EXERCISE TASK: Print the entries without any changes, starting at the very first line and stopping after the line that contains "word: τὸ bbox=[62, 310, 89, 336]".

Dataset excerpt

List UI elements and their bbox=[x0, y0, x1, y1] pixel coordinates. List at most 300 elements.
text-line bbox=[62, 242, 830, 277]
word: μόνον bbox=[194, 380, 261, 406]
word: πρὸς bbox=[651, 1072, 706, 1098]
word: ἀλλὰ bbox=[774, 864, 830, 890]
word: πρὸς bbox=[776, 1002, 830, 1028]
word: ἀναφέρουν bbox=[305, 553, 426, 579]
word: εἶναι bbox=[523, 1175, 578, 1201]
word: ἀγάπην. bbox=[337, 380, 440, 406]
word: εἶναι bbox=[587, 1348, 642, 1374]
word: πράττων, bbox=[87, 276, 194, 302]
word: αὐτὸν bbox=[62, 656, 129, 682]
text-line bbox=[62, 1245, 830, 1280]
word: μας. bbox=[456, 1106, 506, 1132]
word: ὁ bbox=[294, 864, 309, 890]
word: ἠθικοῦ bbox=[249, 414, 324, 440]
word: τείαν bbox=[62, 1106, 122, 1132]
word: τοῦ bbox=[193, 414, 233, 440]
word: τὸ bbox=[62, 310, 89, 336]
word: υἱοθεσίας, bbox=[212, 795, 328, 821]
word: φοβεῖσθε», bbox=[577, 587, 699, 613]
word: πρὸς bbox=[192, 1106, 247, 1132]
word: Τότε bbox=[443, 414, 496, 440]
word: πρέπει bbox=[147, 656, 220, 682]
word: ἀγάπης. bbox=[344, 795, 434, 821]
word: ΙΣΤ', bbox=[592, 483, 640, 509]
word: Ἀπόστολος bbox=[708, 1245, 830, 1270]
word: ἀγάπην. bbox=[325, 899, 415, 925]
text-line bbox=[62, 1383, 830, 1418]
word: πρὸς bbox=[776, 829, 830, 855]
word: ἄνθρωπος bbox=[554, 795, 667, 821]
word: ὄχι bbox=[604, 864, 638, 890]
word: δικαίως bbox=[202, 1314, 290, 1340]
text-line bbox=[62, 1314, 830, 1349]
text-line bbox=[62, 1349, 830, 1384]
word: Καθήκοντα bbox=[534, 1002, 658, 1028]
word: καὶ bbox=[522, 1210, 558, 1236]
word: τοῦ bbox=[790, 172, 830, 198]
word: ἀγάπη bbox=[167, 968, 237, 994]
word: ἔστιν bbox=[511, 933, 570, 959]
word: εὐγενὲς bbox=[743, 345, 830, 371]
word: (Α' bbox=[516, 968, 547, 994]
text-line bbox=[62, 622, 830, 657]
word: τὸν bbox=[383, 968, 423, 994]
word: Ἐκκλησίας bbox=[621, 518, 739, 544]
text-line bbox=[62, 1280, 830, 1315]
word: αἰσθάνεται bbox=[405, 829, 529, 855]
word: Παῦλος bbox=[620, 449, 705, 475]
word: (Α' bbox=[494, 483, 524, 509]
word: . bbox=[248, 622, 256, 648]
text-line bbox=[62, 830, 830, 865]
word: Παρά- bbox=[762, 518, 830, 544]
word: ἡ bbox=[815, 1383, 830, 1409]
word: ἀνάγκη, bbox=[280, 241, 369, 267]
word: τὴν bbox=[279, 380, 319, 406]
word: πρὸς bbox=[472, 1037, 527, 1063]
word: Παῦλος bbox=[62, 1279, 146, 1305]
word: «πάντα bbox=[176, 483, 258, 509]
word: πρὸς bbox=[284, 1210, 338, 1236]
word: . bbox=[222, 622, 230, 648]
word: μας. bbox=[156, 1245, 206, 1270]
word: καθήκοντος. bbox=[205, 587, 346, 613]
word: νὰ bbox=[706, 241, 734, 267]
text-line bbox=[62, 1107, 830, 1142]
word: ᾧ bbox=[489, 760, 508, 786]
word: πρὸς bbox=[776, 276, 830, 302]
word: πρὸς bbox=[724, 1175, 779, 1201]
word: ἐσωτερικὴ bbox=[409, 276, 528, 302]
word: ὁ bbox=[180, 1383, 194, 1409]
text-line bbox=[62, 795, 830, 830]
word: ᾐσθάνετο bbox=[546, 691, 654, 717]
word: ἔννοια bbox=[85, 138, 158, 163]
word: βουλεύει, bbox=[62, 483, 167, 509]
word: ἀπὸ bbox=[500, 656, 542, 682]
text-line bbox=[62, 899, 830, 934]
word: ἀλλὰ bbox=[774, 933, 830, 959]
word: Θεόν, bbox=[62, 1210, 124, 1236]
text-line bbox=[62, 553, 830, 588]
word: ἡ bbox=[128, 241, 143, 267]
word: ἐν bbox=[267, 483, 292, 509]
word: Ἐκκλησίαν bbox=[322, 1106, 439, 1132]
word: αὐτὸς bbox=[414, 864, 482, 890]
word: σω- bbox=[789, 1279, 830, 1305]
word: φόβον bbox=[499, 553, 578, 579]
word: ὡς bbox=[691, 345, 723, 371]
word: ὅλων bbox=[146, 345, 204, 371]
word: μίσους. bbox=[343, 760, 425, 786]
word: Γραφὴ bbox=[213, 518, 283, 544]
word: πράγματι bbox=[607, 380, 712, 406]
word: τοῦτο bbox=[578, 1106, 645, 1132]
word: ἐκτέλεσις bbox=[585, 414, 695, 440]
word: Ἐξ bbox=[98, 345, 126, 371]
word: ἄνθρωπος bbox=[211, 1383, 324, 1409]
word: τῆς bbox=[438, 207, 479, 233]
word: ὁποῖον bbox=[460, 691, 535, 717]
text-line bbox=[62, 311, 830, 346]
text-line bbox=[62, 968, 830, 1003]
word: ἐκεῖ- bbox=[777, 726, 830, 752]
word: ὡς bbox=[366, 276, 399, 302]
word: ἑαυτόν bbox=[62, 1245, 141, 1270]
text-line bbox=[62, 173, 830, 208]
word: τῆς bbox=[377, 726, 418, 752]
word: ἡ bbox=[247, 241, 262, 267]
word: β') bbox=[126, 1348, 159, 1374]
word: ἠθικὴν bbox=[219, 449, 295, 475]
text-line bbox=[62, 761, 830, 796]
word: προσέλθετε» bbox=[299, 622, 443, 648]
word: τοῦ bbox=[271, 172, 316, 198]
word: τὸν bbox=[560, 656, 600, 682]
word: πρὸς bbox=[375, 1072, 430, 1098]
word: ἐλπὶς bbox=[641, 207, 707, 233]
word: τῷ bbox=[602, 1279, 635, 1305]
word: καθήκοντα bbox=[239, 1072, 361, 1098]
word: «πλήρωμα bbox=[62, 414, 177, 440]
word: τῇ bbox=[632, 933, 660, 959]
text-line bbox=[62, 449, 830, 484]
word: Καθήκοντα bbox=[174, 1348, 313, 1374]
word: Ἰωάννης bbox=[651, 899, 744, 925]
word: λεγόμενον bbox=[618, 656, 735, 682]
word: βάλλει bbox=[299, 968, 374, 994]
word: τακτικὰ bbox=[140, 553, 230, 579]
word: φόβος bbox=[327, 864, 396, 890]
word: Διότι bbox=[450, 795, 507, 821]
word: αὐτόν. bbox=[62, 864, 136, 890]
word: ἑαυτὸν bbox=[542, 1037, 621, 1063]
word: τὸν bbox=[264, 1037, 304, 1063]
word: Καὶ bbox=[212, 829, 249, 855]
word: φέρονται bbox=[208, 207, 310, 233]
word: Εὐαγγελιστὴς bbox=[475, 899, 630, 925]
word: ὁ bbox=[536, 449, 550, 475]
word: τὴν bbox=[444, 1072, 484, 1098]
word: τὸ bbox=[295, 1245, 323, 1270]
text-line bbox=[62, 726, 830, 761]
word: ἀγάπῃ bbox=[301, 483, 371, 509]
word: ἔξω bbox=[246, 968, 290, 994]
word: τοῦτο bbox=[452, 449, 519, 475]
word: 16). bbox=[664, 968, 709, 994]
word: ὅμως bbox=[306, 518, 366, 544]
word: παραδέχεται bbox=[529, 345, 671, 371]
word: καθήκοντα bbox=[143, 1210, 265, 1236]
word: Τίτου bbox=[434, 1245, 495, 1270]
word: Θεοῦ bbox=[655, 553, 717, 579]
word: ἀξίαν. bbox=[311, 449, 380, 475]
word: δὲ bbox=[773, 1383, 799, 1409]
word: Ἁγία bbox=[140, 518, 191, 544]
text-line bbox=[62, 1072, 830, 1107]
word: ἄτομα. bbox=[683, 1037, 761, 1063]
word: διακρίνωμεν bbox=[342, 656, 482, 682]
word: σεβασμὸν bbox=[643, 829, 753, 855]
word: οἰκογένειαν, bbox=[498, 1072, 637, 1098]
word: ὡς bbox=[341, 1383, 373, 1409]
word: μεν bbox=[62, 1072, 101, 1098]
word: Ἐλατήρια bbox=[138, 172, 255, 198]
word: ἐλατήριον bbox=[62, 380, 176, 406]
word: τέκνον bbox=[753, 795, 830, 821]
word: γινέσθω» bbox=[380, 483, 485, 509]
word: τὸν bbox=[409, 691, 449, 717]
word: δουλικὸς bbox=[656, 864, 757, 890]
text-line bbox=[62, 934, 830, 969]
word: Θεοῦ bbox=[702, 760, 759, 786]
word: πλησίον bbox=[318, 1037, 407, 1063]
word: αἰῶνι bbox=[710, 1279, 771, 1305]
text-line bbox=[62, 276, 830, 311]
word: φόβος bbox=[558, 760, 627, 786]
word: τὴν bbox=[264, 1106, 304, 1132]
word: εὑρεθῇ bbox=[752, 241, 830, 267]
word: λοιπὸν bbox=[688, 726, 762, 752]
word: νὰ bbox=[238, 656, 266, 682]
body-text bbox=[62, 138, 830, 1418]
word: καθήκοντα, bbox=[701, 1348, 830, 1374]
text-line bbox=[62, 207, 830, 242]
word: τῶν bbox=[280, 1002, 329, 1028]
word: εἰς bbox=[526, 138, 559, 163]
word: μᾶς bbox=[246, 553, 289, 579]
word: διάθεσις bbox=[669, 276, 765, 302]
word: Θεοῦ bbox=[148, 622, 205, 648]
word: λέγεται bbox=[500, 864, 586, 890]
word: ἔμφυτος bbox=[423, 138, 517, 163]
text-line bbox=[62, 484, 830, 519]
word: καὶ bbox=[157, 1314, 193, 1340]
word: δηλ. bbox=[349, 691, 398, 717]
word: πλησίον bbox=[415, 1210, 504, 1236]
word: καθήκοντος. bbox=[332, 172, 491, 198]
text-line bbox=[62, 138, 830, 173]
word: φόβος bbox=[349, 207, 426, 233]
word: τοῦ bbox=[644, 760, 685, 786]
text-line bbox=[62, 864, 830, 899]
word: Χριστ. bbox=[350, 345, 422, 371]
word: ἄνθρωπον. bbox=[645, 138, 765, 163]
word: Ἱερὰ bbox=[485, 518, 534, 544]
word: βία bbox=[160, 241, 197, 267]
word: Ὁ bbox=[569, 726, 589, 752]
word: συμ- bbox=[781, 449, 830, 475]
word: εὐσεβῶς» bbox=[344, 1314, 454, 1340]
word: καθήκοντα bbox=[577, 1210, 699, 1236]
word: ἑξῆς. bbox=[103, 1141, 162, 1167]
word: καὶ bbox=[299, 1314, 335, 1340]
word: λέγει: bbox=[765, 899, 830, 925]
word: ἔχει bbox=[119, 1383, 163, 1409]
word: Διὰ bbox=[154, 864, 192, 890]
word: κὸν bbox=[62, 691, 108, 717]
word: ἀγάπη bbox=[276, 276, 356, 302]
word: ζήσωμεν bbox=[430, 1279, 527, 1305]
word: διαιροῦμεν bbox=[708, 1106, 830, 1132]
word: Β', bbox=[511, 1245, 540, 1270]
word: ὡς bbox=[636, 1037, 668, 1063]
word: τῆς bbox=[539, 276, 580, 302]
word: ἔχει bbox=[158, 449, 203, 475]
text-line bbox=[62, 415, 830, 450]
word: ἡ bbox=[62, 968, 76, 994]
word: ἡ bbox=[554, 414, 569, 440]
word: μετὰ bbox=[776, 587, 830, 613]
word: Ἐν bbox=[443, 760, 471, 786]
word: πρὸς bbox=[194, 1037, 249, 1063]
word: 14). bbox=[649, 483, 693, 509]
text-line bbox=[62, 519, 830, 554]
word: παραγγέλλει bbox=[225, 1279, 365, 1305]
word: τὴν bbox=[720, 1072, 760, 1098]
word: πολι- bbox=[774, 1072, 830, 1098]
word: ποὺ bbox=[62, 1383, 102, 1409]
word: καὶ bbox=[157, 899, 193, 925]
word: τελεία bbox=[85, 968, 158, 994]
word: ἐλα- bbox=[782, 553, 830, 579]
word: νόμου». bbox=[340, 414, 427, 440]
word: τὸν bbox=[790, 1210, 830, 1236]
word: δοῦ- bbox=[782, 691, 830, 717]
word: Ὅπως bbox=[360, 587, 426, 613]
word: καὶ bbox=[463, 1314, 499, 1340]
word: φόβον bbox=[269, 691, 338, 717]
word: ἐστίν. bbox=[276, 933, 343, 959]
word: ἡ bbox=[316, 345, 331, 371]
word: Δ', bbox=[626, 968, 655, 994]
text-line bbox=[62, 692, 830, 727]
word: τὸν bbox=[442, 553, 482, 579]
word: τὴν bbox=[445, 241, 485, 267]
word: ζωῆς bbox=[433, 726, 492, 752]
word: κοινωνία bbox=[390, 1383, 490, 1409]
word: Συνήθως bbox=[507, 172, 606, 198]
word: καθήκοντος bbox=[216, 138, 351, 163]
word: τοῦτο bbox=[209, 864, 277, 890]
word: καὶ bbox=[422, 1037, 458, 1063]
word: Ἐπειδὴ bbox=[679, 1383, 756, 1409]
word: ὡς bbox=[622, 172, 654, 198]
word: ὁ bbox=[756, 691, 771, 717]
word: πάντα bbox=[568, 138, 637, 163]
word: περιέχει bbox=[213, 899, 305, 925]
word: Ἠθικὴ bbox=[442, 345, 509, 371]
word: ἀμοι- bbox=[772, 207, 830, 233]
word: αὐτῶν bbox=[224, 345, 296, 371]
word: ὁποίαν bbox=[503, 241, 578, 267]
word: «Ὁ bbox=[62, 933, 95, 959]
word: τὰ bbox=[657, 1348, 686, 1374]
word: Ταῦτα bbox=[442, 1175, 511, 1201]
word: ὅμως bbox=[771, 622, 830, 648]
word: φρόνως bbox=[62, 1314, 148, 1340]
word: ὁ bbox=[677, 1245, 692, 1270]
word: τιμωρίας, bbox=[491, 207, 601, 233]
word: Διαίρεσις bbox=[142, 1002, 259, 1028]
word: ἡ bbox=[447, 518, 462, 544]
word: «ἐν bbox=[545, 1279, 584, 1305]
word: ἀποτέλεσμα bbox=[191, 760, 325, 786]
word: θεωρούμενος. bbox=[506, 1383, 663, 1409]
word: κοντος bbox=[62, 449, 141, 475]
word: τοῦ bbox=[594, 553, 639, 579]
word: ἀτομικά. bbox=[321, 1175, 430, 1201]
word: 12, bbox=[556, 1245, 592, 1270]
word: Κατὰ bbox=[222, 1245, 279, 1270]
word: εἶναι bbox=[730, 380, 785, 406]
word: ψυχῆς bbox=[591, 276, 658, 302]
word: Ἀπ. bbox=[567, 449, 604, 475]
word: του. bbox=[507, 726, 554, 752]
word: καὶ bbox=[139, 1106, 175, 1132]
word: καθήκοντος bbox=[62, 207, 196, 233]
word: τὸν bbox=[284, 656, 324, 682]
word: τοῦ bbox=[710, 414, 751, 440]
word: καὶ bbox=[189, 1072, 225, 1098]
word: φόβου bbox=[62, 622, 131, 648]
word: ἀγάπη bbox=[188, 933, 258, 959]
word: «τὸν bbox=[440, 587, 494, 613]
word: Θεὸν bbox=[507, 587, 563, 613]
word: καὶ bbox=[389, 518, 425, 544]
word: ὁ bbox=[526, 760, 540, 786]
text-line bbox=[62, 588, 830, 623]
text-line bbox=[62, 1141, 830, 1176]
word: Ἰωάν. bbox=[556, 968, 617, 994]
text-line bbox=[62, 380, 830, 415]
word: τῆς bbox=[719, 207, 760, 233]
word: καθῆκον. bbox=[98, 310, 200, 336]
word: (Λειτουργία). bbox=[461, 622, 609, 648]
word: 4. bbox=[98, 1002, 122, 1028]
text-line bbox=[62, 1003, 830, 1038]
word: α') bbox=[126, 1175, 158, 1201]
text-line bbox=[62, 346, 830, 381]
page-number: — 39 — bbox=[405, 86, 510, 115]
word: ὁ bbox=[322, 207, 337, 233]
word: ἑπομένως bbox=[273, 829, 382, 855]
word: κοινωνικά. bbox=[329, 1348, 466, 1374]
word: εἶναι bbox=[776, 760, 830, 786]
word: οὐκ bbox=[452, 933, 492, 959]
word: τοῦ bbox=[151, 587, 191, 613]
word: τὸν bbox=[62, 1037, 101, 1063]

ANSWER TO THIS EXERCISE:
List UI elements and their bbox=[x0, y0, x1, y1] pixel coordinates. List at most 300 elements.
text-line bbox=[62, 242, 830, 277]
word: μόνον bbox=[194, 380, 261, 406]
word: πρὸς bbox=[651, 1072, 706, 1098]
word: ἀλλὰ bbox=[774, 864, 830, 890]
word: πρὸς bbox=[776, 1002, 830, 1028]
word: ἀναφέρουν bbox=[305, 553, 426, 579]
word: εἶναι bbox=[523, 1175, 578, 1201]
word: ἀγάπην. bbox=[337, 380, 440, 406]
word: εἶναι bbox=[587, 1348, 642, 1374]
word: πράττων, bbox=[87, 276, 194, 302]
word: αὐτὸν bbox=[62, 656, 129, 682]
text-line bbox=[62, 1245, 830, 1280]
word: μας. bbox=[456, 1106, 506, 1132]
word: ὁ bbox=[294, 864, 309, 890]
word: ἠθικοῦ bbox=[249, 414, 324, 440]
word: τείαν bbox=[62, 1106, 122, 1132]
word: τοῦ bbox=[193, 414, 233, 440]
word: τὸ bbox=[62, 310, 89, 336]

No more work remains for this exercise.